What you need to do: From the listing below, pull out all lines with "해제됐던" in them.

Records contained in a dataset:
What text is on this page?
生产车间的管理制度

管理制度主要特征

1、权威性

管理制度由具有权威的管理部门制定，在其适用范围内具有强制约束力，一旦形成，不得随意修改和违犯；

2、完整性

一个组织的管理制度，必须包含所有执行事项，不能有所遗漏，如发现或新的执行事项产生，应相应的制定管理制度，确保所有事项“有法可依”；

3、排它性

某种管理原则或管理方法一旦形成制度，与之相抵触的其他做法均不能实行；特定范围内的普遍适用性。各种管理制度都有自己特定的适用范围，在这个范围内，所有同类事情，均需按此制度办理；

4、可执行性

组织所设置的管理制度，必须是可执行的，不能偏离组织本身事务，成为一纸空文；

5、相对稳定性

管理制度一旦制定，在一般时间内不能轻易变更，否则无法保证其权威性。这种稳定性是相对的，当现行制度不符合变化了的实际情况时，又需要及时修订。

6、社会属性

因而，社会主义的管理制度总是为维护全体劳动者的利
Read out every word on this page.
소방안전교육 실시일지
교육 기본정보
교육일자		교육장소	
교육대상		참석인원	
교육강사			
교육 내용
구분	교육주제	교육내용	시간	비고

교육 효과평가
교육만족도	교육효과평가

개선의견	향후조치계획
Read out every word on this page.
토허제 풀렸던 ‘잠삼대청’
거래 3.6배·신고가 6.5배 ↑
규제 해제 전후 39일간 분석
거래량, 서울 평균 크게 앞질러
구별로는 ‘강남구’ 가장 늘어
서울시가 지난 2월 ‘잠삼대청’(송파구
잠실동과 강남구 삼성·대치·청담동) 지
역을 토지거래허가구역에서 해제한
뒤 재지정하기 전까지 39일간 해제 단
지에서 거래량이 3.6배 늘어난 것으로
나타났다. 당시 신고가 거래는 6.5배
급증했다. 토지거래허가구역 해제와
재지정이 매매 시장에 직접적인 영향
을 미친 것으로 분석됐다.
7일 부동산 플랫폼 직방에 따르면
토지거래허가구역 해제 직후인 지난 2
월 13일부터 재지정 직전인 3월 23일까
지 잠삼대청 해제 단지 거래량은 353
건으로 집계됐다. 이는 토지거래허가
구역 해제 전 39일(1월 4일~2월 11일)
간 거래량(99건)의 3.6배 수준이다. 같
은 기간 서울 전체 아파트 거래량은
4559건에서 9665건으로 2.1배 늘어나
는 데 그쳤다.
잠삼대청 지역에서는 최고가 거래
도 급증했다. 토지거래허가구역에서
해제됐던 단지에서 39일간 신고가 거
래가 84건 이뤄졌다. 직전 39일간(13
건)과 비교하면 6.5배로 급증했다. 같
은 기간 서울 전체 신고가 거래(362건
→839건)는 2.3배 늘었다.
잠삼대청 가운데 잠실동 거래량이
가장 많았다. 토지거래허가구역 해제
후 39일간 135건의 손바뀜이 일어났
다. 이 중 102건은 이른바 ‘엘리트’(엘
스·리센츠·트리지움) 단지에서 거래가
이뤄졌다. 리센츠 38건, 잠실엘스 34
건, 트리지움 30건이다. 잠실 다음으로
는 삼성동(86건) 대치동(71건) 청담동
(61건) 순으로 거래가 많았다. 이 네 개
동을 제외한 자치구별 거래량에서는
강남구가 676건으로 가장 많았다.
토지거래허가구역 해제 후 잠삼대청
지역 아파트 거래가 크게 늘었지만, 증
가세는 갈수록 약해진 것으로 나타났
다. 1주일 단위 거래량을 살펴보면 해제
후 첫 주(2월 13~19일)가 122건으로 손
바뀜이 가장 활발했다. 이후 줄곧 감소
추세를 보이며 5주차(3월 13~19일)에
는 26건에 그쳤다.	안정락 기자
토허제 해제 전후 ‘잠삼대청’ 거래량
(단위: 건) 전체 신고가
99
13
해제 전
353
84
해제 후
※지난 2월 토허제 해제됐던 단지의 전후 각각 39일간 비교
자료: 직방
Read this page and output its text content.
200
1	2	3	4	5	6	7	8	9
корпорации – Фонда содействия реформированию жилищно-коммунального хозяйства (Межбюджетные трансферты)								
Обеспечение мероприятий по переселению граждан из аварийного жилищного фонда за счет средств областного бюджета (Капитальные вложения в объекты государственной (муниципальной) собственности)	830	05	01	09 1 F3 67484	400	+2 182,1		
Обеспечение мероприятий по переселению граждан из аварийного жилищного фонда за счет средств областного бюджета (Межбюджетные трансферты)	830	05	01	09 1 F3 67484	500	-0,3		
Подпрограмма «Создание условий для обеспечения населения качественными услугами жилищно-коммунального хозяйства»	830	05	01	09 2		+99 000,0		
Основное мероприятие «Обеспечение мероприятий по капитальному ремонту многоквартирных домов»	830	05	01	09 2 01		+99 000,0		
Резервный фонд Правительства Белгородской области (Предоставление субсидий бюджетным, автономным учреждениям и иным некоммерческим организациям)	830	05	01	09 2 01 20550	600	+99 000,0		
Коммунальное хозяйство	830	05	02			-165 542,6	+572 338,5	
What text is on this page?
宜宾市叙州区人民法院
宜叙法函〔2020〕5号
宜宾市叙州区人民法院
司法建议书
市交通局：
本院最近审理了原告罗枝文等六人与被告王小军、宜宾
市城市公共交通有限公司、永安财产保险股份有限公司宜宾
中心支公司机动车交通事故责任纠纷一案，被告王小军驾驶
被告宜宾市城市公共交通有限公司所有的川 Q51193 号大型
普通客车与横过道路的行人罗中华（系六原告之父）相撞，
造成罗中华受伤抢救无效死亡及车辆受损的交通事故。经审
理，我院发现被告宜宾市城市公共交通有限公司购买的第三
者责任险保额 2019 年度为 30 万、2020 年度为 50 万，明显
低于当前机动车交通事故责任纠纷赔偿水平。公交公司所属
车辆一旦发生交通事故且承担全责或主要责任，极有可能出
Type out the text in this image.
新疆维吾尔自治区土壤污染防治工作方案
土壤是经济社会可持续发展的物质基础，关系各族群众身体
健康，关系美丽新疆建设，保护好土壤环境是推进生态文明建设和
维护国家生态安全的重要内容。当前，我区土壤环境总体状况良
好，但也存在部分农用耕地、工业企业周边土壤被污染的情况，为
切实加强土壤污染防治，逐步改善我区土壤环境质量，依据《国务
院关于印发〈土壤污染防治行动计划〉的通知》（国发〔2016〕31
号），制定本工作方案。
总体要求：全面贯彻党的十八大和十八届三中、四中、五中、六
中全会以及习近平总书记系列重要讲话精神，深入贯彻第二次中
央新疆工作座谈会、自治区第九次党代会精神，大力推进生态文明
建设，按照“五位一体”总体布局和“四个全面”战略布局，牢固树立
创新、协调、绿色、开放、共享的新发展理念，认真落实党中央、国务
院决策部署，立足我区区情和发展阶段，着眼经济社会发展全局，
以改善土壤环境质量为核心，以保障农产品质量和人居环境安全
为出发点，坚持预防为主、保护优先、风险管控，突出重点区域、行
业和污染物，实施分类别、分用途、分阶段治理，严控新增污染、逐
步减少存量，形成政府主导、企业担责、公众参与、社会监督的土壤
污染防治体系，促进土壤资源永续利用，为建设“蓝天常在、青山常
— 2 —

Written response:
해제됐던 단지에서 39일간 신고가 거
※지난 2월 토허제 해제됐던 단지의 전후 각각 39일간 비교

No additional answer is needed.